- Data for this task:
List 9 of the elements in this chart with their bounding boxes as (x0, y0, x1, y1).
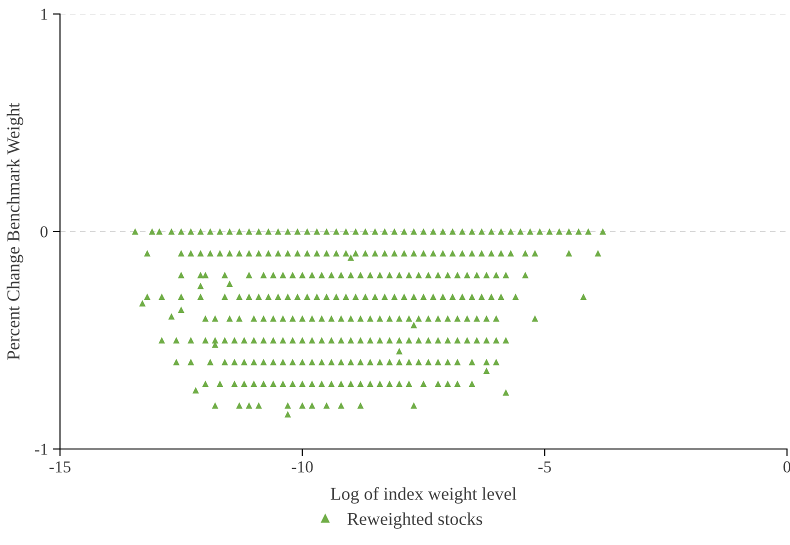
y-tick-label: 1 (41, 8, 48, 20)
x-tick-label: -5 (538, 461, 551, 473)
x-tick-label: -15 (50, 461, 70, 473)
y-tick-label: -1 (34, 444, 48, 455)
y-tick-label: 0 (40, 226, 48, 238)
legend-label: Reweighted stocks (347, 512, 482, 529)
y-axis-title: Percent Change Benchmark Weight (6, 102, 24, 360)
x-tick-label: -10 (292, 461, 313, 473)
x-axis-title: Log of index weight level (330, 487, 516, 504)
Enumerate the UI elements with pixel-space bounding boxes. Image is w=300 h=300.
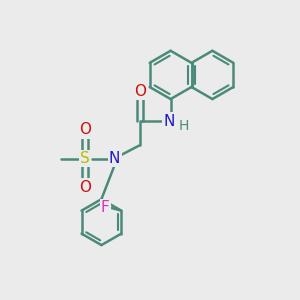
Text: F: F (101, 200, 110, 215)
Text: N: N (109, 151, 120, 166)
Text: N: N (164, 114, 175, 129)
Text: S: S (80, 151, 90, 166)
Text: O: O (79, 180, 91, 195)
Text: H: H (179, 119, 189, 134)
Text: O: O (134, 84, 146, 99)
Text: O: O (79, 122, 91, 137)
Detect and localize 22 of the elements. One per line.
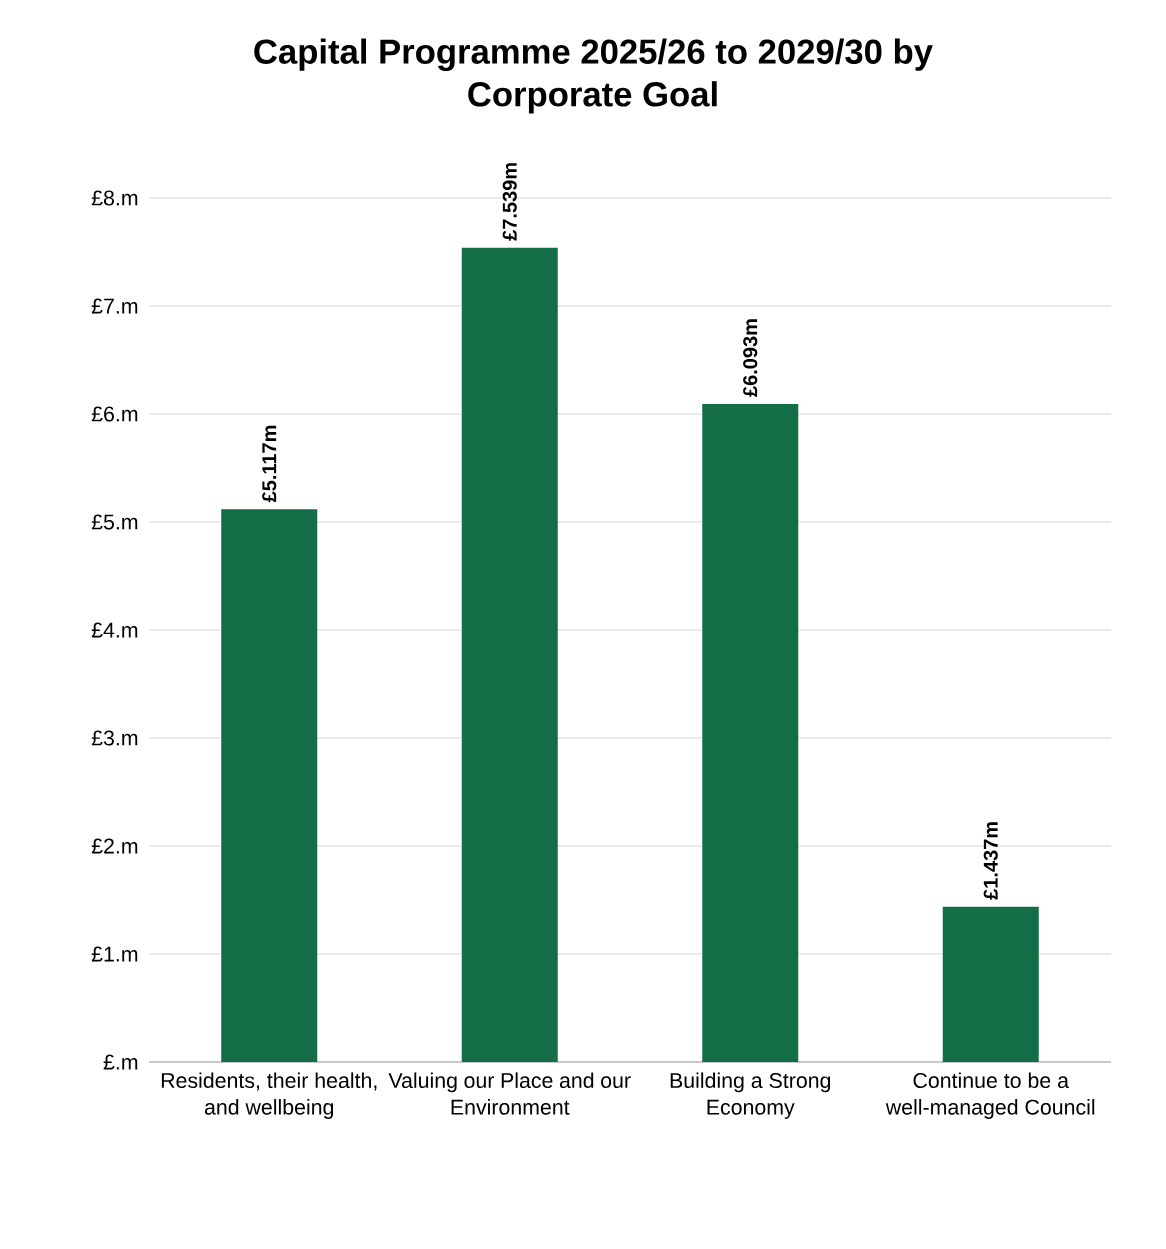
y-tick-label: £5.m	[91, 514, 138, 530]
data-label: £7.539m	[502, 163, 517, 241]
y-tick-label: £7.m	[91, 298, 138, 314]
bar	[942, 906, 1039, 1062]
bar	[461, 247, 558, 1062]
bar	[221, 509, 318, 1062]
bar	[702, 403, 799, 1062]
data-label: £6.093m	[743, 319, 758, 397]
y-tick-label: £.m	[103, 1054, 138, 1070]
chart-title: Capital Programme 2025/26 to 2029/30 by Corporate Goal	[254, 38, 933, 114]
x-tick-label: Continue to be a well-managed Council	[885, 1072, 1095, 1119]
data-label: £5.117m	[262, 425, 277, 503]
x-tick-label: Valuing our Place and our Environment	[388, 1072, 631, 1115]
y-tick-label: £8.m	[91, 190, 138, 206]
y-tick-label: £1.m	[91, 946, 138, 962]
y-tick-label: £6.m	[91, 406, 138, 422]
y-tick-label: £3.m	[91, 730, 138, 746]
x-tick-label: Residents, their health, and wellbeing	[161, 1072, 377, 1119]
y-tick-label: £2.m	[91, 838, 138, 854]
y-tick-label: £4.m	[91, 622, 138, 638]
data-label: £1.437m	[983, 822, 998, 900]
x-tick-label: Building a Strong Economy	[670, 1072, 831, 1119]
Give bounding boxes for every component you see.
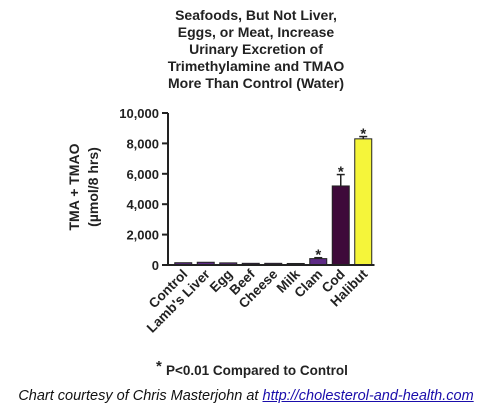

- Short exercise:
Copy out, line for line and unchanged, the part of the records that opens with the line containing "Enumerate the UI" and closes with the line containing "Text: O: O (134, 84, 146, 99)", including both of those lines. Leave the pictures out of your copy.

- Response:
Enumerate the UI elements with pixel-space bounding boxes. Image is w=300 h=300.
Text: F: F (101, 200, 110, 215)
Text: N: N (109, 151, 120, 166)
Text: N: N (164, 114, 175, 129)
Text: S: S (80, 151, 90, 166)
Text: O: O (79, 180, 91, 195)
Text: H: H (179, 119, 189, 134)
Text: O: O (134, 84, 146, 99)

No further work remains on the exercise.